— Start of DATA SUPPLIED —

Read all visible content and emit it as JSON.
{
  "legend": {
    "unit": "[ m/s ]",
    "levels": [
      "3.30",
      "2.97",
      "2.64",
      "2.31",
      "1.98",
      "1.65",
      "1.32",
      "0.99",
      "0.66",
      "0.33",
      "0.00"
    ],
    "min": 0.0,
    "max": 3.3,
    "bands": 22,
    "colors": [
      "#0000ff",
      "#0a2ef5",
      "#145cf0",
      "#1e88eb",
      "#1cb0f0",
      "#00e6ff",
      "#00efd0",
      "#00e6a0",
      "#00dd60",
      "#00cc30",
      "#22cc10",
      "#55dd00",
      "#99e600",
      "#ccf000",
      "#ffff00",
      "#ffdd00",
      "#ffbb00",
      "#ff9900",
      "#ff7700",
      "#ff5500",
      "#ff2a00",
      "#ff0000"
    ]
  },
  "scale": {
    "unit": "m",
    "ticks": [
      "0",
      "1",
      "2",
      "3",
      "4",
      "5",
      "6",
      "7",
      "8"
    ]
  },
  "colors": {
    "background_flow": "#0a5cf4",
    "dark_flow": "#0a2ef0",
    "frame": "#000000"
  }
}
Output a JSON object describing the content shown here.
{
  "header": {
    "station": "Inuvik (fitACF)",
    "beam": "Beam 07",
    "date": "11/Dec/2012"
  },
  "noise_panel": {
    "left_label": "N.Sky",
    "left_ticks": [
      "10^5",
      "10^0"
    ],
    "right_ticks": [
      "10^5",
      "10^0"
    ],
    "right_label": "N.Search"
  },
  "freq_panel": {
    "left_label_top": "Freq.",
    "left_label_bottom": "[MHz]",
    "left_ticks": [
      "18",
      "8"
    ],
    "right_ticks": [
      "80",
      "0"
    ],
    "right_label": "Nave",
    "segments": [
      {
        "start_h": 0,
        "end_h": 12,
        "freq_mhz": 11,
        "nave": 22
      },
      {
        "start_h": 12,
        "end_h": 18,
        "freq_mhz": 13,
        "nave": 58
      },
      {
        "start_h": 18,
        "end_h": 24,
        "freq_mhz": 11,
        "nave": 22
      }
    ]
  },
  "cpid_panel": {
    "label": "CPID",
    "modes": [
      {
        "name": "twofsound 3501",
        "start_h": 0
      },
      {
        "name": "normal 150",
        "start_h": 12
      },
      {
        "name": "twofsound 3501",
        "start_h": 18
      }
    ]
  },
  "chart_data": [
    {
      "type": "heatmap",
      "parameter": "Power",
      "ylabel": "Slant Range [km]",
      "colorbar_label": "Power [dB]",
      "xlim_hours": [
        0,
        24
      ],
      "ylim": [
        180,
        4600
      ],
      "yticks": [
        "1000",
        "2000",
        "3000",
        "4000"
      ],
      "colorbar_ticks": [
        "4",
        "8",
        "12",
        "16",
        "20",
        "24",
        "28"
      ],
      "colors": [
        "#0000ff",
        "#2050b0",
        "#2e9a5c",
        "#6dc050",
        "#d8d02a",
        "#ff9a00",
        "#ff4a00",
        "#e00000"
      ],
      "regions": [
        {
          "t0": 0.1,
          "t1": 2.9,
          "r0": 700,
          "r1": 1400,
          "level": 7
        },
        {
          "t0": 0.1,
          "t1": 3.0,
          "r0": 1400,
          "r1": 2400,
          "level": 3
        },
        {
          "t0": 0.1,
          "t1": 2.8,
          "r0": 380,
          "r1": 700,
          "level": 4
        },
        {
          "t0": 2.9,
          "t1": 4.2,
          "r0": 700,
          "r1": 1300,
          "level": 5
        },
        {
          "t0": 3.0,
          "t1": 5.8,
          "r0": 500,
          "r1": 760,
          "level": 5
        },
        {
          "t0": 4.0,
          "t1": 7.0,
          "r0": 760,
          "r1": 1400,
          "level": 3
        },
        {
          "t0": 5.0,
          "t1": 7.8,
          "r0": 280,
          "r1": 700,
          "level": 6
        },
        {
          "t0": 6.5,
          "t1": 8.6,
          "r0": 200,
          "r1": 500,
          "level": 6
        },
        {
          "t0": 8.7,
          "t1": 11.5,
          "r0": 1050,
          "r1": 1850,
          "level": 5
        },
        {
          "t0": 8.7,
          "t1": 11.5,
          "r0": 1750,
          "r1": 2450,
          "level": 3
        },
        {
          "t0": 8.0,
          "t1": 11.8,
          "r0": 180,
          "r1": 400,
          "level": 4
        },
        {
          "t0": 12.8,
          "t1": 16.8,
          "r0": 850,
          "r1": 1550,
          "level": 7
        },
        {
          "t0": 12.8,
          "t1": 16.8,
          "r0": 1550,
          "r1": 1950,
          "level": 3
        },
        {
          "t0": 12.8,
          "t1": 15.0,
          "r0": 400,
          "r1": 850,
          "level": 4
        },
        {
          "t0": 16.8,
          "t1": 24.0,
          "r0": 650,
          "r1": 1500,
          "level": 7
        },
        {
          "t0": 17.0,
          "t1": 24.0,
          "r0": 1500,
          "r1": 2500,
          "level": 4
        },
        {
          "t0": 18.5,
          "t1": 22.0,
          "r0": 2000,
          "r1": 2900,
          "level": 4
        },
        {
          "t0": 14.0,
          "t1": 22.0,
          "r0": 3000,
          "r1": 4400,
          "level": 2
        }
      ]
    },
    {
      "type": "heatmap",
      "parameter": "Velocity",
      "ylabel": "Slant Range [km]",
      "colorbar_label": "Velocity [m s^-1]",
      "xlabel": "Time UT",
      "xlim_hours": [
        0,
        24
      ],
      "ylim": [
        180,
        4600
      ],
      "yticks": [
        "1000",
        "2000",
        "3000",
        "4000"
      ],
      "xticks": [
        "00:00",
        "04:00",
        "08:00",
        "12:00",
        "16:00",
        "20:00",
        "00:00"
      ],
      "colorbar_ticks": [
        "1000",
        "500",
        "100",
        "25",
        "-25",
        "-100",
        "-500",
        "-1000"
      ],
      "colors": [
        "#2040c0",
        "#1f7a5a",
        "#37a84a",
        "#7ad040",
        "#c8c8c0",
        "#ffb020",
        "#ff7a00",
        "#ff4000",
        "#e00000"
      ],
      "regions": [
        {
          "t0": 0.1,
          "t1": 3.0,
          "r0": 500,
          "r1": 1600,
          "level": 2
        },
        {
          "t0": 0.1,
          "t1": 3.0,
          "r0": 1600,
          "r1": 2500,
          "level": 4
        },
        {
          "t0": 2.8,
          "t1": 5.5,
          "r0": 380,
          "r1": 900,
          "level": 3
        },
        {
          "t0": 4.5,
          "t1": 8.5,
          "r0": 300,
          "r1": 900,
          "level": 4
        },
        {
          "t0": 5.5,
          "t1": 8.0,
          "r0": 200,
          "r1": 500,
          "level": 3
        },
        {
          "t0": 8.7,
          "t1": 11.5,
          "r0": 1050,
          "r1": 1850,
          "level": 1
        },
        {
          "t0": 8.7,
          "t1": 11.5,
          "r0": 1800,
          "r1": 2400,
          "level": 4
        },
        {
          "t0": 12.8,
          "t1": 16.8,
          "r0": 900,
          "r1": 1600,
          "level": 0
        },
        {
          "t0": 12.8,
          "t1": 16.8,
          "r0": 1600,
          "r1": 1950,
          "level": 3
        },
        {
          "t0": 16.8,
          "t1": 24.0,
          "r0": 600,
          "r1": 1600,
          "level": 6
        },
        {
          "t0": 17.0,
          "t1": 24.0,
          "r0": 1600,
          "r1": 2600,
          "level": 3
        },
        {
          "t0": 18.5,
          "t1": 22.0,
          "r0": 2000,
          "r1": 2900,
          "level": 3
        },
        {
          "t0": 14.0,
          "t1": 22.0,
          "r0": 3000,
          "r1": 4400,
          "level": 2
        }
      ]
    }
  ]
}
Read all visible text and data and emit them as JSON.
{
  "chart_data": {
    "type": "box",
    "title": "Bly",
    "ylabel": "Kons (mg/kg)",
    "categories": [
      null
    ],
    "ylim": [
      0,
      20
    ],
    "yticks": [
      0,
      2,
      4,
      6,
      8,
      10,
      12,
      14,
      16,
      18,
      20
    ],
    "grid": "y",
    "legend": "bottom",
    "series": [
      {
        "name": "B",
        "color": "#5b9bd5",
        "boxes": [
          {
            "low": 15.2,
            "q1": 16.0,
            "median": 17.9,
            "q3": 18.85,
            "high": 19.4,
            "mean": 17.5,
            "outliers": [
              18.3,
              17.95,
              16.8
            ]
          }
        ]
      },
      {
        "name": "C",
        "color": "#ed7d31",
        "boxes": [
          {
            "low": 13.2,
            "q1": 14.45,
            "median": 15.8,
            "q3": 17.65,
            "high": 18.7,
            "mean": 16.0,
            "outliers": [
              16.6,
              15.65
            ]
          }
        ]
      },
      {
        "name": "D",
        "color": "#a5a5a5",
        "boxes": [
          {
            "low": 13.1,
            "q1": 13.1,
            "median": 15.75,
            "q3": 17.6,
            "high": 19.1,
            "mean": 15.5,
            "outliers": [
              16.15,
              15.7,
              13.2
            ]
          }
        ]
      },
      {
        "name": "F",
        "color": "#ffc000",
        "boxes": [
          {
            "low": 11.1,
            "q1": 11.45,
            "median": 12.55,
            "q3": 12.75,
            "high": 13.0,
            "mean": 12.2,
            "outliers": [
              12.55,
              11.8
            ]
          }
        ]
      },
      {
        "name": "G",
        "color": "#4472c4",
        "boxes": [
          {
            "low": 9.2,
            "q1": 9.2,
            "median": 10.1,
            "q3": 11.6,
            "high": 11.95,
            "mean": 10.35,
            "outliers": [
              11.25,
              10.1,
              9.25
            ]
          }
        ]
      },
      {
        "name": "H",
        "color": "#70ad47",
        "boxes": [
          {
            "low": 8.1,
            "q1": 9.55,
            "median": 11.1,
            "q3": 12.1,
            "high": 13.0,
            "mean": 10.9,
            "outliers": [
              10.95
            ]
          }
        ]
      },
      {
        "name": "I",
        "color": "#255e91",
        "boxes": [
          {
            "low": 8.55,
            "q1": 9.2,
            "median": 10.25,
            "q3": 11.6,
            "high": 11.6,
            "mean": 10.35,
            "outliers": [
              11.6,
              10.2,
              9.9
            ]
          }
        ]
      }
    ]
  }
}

— End of DATA SUPPLIED —

Report each line in the preceding entries that holds the string "Power".

      "parameter": "Power",
      "colorbar_label": "Power [dB]",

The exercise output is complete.